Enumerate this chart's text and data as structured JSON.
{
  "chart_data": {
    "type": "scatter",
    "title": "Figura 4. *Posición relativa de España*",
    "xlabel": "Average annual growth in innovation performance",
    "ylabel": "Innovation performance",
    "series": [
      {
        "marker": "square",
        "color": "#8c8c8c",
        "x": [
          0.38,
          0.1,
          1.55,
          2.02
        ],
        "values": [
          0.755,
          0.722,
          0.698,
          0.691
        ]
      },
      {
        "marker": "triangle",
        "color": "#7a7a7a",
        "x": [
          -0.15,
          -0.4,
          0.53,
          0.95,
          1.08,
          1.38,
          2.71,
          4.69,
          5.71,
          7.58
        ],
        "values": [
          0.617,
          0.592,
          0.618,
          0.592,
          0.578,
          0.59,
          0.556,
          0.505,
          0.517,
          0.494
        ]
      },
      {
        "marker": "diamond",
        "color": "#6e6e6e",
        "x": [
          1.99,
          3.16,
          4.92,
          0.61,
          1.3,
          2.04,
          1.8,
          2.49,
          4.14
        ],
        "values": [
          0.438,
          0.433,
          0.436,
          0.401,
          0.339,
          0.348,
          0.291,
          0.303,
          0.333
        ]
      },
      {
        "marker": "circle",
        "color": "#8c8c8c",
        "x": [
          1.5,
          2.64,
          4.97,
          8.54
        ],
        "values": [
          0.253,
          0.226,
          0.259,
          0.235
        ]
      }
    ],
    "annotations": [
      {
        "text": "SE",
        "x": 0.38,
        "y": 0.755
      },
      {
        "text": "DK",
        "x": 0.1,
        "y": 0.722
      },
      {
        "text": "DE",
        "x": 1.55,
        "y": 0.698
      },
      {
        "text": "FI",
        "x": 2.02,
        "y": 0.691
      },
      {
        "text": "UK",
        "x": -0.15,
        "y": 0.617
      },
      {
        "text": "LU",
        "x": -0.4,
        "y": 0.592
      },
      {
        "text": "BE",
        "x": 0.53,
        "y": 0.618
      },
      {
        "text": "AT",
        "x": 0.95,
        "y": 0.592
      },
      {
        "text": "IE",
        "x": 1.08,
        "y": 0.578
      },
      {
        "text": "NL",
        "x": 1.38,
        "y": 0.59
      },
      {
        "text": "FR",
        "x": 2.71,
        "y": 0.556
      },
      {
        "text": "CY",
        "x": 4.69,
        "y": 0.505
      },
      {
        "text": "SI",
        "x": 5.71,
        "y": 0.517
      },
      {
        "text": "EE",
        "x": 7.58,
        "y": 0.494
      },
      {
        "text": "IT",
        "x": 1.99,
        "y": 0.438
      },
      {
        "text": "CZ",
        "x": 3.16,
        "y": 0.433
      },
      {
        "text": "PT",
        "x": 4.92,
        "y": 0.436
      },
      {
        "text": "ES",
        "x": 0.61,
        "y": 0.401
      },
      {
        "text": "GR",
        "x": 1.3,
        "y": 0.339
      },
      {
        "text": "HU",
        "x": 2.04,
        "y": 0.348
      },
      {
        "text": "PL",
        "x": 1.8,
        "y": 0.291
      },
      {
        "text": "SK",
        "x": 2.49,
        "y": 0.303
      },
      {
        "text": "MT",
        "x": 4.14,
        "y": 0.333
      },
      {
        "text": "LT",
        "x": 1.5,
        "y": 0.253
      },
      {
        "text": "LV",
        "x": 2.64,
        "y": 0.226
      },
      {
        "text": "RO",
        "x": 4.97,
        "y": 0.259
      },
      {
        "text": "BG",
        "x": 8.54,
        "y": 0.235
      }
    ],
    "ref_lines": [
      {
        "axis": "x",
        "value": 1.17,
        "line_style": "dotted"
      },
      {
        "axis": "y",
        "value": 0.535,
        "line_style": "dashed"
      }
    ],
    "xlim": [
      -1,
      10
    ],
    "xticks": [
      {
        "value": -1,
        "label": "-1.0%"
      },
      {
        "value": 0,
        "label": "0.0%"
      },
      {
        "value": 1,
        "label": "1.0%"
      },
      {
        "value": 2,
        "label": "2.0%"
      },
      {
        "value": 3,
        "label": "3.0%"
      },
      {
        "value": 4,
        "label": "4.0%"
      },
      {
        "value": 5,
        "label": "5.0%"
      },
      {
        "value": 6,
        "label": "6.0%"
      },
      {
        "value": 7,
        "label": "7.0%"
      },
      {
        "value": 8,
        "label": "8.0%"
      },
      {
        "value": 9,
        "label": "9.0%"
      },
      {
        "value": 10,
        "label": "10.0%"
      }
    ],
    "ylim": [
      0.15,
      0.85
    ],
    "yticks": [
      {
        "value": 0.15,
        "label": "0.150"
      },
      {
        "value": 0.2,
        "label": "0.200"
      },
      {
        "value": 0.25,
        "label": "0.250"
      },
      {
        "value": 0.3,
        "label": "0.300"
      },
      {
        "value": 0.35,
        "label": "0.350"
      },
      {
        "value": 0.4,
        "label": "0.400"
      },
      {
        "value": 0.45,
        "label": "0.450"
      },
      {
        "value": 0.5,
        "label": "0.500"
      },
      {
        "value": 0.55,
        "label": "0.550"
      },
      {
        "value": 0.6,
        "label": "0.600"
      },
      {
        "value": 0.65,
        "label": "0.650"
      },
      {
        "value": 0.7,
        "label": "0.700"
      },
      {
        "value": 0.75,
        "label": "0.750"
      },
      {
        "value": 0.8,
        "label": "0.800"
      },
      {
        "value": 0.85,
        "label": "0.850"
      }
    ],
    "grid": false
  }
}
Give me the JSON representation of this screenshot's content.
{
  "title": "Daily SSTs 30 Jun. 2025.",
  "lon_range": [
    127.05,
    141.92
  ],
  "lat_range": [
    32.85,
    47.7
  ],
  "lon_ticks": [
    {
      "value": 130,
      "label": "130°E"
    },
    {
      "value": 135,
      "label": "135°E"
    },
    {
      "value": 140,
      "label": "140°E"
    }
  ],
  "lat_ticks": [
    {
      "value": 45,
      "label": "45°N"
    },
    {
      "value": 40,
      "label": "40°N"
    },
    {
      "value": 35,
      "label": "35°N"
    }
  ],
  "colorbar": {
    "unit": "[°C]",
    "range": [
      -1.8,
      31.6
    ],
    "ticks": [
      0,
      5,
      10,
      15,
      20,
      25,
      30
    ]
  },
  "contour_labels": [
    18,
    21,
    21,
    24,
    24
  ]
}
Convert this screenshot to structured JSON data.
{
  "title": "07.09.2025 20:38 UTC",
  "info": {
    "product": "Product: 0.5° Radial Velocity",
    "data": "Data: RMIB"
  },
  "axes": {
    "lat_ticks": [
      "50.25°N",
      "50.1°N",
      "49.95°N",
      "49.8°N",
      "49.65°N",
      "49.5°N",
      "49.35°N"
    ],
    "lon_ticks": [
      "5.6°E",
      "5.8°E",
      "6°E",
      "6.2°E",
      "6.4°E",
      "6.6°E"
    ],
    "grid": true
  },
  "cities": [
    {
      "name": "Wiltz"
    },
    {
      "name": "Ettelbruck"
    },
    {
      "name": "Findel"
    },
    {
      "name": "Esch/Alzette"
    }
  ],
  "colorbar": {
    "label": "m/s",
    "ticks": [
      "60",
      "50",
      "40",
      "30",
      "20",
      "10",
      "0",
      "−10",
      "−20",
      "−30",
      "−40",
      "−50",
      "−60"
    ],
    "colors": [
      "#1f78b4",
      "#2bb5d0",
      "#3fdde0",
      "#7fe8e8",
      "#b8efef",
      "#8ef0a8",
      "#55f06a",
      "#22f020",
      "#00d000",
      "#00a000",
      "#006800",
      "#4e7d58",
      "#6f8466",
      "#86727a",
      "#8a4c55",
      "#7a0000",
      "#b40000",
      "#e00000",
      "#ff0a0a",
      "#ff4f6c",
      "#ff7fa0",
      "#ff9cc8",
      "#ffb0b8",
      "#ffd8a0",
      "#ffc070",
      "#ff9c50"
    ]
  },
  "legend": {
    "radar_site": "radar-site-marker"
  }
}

+++

PROBLEM TO SOLVE |
In the entries above, locate every line with the word "structured" and copy it.

RESULT FOR THIS TASK |
Enumerate this chart's text and data as structured JSON.
Convert this screenshot to structured JSON data.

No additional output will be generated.